Instructions to follow: Find the lines that hold "teacher". Report only how many there are.

— start —

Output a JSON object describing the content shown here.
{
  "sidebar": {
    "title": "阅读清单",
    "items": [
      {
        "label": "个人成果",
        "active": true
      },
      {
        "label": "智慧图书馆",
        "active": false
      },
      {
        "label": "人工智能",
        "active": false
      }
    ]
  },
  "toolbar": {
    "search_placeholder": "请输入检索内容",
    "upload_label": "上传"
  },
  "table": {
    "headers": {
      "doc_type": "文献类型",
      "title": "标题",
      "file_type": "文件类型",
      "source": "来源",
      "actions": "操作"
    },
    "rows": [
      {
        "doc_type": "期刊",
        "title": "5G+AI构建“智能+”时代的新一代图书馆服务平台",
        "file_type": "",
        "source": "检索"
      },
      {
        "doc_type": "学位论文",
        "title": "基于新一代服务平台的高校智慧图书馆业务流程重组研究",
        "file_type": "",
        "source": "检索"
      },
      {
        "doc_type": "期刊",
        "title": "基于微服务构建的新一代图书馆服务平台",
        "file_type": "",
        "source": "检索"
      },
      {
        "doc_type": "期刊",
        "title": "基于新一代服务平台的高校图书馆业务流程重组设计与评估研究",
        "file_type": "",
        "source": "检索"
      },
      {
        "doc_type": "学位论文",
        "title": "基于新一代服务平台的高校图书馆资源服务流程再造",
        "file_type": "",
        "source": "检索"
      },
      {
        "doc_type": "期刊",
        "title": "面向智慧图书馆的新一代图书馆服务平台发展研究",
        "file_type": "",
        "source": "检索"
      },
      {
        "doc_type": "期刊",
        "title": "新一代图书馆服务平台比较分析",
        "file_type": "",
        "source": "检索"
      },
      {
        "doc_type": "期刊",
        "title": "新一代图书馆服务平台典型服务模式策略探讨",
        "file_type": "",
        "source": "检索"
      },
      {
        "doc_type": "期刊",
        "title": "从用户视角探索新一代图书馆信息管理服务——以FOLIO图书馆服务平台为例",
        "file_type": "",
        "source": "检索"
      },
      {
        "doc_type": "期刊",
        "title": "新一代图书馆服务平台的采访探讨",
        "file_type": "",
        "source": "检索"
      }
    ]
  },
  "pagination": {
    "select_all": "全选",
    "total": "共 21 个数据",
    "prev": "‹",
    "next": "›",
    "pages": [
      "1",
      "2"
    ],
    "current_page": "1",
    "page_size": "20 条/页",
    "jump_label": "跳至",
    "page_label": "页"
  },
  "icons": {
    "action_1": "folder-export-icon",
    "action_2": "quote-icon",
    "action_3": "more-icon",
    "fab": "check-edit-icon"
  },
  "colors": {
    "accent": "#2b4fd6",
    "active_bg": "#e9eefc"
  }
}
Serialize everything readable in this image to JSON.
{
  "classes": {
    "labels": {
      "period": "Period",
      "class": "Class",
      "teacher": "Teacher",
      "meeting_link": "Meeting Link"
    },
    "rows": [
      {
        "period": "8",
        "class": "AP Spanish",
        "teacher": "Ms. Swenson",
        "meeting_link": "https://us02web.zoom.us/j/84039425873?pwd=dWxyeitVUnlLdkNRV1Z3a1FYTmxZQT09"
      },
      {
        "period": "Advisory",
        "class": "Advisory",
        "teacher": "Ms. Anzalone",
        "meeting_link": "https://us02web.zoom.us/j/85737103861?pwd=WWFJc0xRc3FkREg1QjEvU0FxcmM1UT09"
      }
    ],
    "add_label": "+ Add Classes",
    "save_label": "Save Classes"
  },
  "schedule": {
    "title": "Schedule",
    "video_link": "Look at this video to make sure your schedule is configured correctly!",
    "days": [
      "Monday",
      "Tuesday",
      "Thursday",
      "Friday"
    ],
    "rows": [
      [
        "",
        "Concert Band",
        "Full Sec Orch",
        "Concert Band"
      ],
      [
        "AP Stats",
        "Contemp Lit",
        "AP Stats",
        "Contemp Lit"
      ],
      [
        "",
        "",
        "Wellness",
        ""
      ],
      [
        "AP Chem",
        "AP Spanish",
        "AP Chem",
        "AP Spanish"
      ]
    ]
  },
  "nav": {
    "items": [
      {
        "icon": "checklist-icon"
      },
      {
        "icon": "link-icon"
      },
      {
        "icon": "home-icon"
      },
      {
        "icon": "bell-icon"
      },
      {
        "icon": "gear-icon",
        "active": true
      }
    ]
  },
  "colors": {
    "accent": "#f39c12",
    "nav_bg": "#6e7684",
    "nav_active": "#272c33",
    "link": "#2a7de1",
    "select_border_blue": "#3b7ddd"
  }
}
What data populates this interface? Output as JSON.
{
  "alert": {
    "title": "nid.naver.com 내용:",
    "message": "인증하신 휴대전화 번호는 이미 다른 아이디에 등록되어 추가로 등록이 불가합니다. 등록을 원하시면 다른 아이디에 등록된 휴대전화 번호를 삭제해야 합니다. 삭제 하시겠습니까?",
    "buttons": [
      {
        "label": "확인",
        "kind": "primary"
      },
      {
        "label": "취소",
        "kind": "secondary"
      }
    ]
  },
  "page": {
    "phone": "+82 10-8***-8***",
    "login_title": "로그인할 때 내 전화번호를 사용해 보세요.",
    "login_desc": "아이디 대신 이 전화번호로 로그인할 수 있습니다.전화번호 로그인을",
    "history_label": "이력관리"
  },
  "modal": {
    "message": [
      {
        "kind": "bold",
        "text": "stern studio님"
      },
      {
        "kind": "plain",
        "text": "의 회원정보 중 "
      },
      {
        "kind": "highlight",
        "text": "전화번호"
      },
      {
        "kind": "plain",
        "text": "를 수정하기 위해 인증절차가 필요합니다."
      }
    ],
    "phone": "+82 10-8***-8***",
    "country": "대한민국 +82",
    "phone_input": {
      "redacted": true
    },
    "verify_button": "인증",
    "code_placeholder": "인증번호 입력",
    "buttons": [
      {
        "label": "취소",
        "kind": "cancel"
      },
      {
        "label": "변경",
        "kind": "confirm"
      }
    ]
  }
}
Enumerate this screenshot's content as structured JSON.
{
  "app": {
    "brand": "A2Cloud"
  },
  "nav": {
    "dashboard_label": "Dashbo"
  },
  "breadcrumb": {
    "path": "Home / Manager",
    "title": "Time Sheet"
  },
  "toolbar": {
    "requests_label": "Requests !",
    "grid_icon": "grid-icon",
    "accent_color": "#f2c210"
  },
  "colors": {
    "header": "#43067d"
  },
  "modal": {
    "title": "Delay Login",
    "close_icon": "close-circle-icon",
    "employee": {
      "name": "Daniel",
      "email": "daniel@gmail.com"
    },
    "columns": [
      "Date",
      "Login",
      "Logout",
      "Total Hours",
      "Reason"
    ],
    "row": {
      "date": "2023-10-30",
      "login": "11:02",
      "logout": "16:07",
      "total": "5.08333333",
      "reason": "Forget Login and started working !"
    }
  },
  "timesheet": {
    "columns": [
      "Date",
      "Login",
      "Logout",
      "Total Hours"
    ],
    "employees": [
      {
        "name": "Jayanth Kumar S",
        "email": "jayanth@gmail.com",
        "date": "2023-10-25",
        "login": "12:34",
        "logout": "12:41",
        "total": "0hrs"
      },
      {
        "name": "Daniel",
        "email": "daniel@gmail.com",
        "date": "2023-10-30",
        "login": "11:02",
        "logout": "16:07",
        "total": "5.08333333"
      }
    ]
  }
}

— end —

Solution: 3